**Problem statement**:
Locate every line in the records below that contains the word "watermark", and copy each one.

[Records about charts and figures]
********************

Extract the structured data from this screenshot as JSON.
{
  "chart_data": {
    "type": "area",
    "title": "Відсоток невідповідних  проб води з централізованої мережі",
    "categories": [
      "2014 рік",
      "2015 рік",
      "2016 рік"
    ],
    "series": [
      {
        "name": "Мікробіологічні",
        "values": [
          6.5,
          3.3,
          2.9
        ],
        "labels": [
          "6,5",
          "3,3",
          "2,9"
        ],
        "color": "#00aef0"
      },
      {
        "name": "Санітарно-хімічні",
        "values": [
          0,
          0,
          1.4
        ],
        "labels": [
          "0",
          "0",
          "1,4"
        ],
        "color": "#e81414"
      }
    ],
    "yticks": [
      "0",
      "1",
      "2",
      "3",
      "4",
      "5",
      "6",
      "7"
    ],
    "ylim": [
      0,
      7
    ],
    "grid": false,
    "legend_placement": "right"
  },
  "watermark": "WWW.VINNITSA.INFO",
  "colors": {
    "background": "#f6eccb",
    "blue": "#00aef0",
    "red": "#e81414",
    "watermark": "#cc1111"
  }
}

********************

**Task output**:
  "watermark": "WWW.VINNITSA.INFO",
    "watermark": "#cc1111"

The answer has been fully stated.